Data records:
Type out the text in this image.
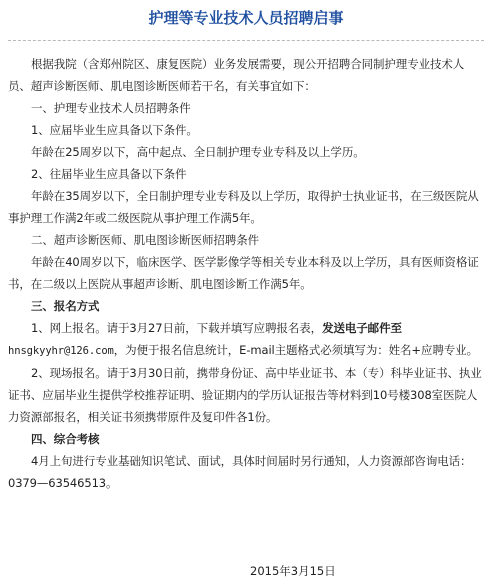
护理等专业技术人员招聘启事

根据我院（含郑州院区、康复医院）业务发展需要，现公开招聘合同制护理专业技术人员、超声诊断医师、肌电图诊断医师若干名，有关事宜如下：

一、护理专业技术人员招聘条件

1、应届毕业生应具备以下条件。

年龄在25周岁以下，高中起点、全日制护理专业专科及以上学历。

2、往届毕业生应具备以下条件

年龄在35周岁以下，全日制护理专业专科及以上学历，取得护士执业证书，在三级医院从事护理工作满2年或二级医院从事护理工作满5年。

二、超声诊断医师、肌电图诊断医师招聘条件

年龄在40周岁以下，临床医学、医学影像学等相关专业本科及以上学历，具有医师资格证书，在二级以上医院从事超声诊断、肌电图诊断工作满5年。

三、报名方式

1、网上报名。请于3月27日前，下载并填写应聘报名表，发送电子邮件至
hnsgkyyhr@126.com，为便于报名信息统计，E-mail主题格式必须填写为：姓名+应聘专业。

2、现场报名。请于3月30日前，携带身份证、高中毕业证书、本（专）科毕业证书、执业证书、应届毕业生提供学校推荐证明、验证期内的学历认证报告等材料到10号楼308室医院人力资源部报名，相关证书须携带原件及复印件各1份。

四、综合考核

4月上旬进行专业基础知识笔试、面试，具体时间届时另行通知，人力资源部咨询电话：0379—63546513。

2015年3月15日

- _YOUR TASK_
Reproduce the whole listing exactly, but not the images in it.

- _RESULT OF THIS EXERCISE_
Type out the text in this image.
护理等专业技术人员招聘启事

根据我院（含郑州院区、康复医院）业务发展需要，现公开招聘合同制护理专业技术人员、超声诊断医师、肌电图诊断医师若干名，有关事宜如下：

一、护理专业技术人员招聘条件

1、应届毕业生应具备以下条件。

年龄在25周岁以下，高中起点、全日制护理专业专科及以上学历。

2、往届毕业生应具备以下条件

年龄在35周岁以下，全日制护理专业专科及以上学历，取得护士执业证书，在三级医院从事护理工作满2年或二级医院从事护理工作满5年。

二、超声诊断医师、肌电图诊断医师招聘条件

年龄在40周岁以下，临床医学、医学影像学等相关专业本科及以上学历，具有医师资格证书，在二级以上医院从事超声诊断、肌电图诊断工作满5年。

三、报名方式

1、网上报名。请于3月27日前，下载并填写应聘报名表，发送电子邮件至
hnsgkyyhr@126.com，为便于报名信息统计，E-mail主题格式必须填写为：姓名+应聘专业。

2、现场报名。请于3月30日前，携带身份证、高中毕业证书、本（专）科毕业证书、执业证书、应届毕业生提供学校推荐证明、验证期内的学历认证报告等材料到10号楼308室医院人力资源部报名，相关证书须携带原件及复印件各1份。

四、综合考核

4月上旬进行专业基础知识笔试、面试，具体时间届时另行通知，人力资源部咨询电话：0379—63546513。

2015年3月15日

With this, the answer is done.